[TEXT PROVIDED]:
Dunbar is now studying social networking websites to see if the “Facebook effect” has stretched the size of social groupings. Preliminary results suggest it has not.
“The interesting thing is that you can have 1,500 friends but when you actually look at traffic on sites, you see people maintain the same inner circle of around 150 people that we observe in the real world,” said Dunbar.
“People obviously like the kudos of having hundreds of friends but the reality is that they’re unlikely to be bigger than anyone else’s.
“There is a big sex difference though… girls are much better at maintaining relationships just by talking to each other. Boys need to do physical stuff together.”
So, what do you think of his theory? How many friends do you have on Facebook? Do you know who they all are and keep in touch with them all? Do you think you stick to the core 150? Do you think he is right about the “sex difference”?

[PROVIDED DATA]:
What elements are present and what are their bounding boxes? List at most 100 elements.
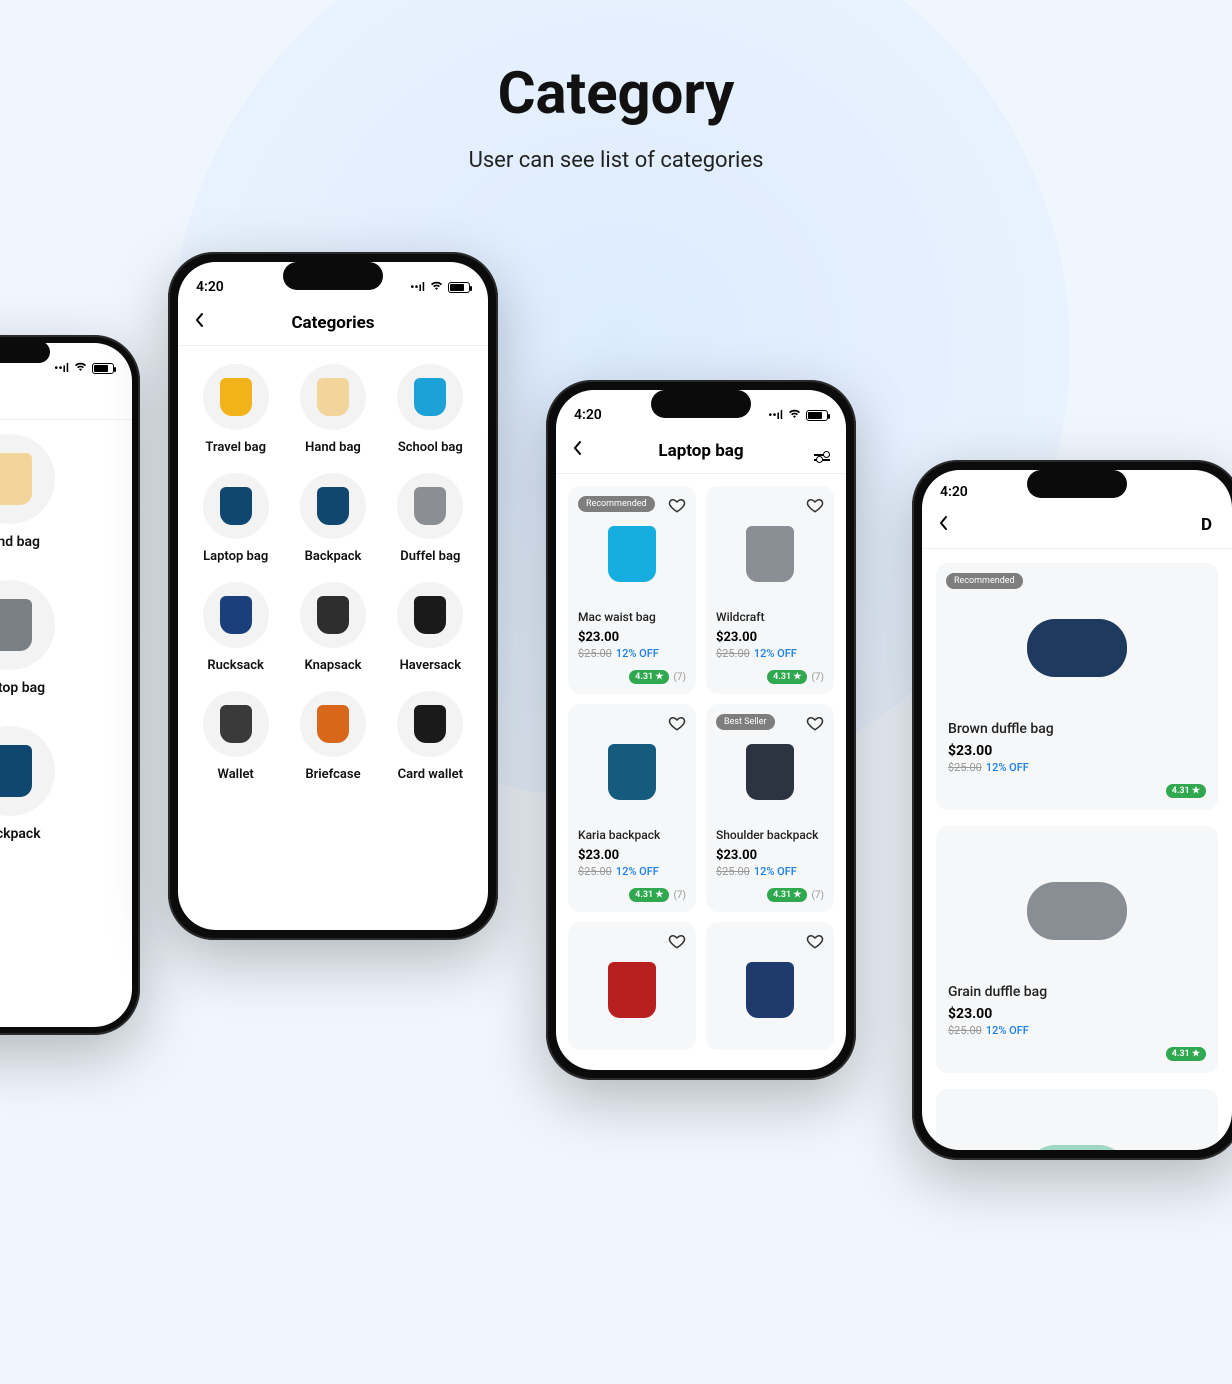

[GIVEN PROBLEM 1]:
In the passage on Dunbar's research, how big is the inner circle that people keep up on social networking sites?
[GIVEN PROBLEM 2]:
List every question the passage on Dunbar's research puts to its readers in its closing paragraph.
[GIVEN PROBLEM 3]:
Transcribe everything from "Dunbar is now" down to "than anyone else’s." in the passage on Dunbar's research.

[CORRECT OUTPUT 1]:
Around 150 people, the same as in the real world.

[CORRECT OUTPUT 2]:
- So, what do you think of his theory?
- How many friends do you have on Facebook?
- Do you know who they all are and keep in touch with them all?
- Do you think you stick to the core 150?
- Do you think he is right about the "sex difference"?

[CORRECT OUTPUT 3]:
Dunbar is now studying social networking websites to see if the “Facebook effect” has stretched the size of social groupings. Preliminary results suggest it has not.
“The interesting thing is that you can have 1,500 friends but when you actually look at traffic on sites, you see people maintain the same inner circle of around 150 people that we observe in the real world,” said Dunbar.
“People obviously like the kudos of having hundreds of friends but the reality is that they’re unlikely to be bigger than anyone else’s.